[Problem]:
Would you set down every entry shown below, precisely as written?

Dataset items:
# # #

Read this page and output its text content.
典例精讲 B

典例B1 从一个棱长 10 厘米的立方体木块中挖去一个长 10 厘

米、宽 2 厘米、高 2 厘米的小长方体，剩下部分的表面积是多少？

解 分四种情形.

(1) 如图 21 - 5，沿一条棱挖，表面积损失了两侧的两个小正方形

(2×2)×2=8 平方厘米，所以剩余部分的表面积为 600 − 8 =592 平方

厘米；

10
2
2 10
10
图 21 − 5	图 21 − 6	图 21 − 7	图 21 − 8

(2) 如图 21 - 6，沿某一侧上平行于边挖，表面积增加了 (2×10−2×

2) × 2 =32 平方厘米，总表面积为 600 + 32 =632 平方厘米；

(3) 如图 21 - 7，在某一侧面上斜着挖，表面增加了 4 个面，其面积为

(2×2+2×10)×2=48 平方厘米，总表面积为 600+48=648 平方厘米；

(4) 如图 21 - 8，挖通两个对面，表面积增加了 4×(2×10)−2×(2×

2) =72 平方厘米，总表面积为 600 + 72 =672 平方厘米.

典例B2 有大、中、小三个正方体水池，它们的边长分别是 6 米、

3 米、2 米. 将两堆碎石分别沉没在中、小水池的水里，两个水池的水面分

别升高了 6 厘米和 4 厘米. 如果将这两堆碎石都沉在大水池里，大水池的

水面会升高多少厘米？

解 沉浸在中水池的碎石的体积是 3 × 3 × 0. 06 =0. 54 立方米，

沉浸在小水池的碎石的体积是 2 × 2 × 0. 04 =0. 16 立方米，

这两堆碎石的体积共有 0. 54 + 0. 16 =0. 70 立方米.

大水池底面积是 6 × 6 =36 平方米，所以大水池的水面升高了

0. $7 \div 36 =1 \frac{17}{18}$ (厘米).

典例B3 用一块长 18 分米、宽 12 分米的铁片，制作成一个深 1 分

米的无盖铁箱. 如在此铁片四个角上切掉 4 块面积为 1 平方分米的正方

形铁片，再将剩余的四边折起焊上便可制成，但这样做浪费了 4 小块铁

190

# # #

[Response to this task]:
Read this page and output its text content.
典例精讲 B

典例B1 从一个棱长 10 厘米的立方体木块中挖去一个长 10 厘

米、宽 2 厘米、高 2 厘米的小长方体，剩下部分的表面积是多少？

解 分四种情形.

(1) 如图 21 - 5，沿一条棱挖，表面积损失了两侧的两个小正方形

(2×2)×2=8 平方厘米，所以剩余部分的表面积为 600 − 8 =592 平方

厘米；

10
2
2 10
10
图 21 − 5	图 21 − 6	图 21 − 7	图 21 − 8

(2) 如图 21 - 6，沿某一侧上平行于边挖，表面积增加了 (2×10−2×

2) × 2 =32 平方厘米，总表面积为 600 + 32 =632 平方厘米；

(3) 如图 21 - 7，在某一侧面上斜着挖，表面增加了 4 个面，其面积为

(2×2+2×10)×2=48 平方厘米，总表面积为 600+48=648 平方厘米；

(4) 如图 21 - 8，挖通两个对面，表面积增加了 4×(2×10)−2×(2×

2) =72 平方厘米，总表面积为 600 + 72 =672 平方厘米.

典例B2 有大、中、小三个正方体水池，它们的边长分别是 6 米、

3 米、2 米. 将两堆碎石分别沉没在中、小水池的水里，两个水池的水面分

别升高了 6 厘米和 4 厘米. 如果将这两堆碎石都沉在大水池里，大水池的

水面会升高多少厘米？

解 沉浸在中水池的碎石的体积是 3 × 3 × 0. 06 =0. 54 立方米，

沉浸在小水池的碎石的体积是 2 × 2 × 0. 04 =0. 16 立方米，

这两堆碎石的体积共有 0. 54 + 0. 16 =0. 70 立方米.

大水池底面积是 6 × 6 =36 平方米，所以大水池的水面升高了

0. $7 \div 36 =1 \frac{17}{18}$ (厘米).

典例B3 用一块长 18 分米、宽 12 分米的铁片，制作成一个深 1 分

米的无盖铁箱. 如在此铁片四个角上切掉 4 块面积为 1 平方分米的正方

形铁片，再将剩余的四边折起焊上便可制成，但这样做浪费了 4 小块铁

190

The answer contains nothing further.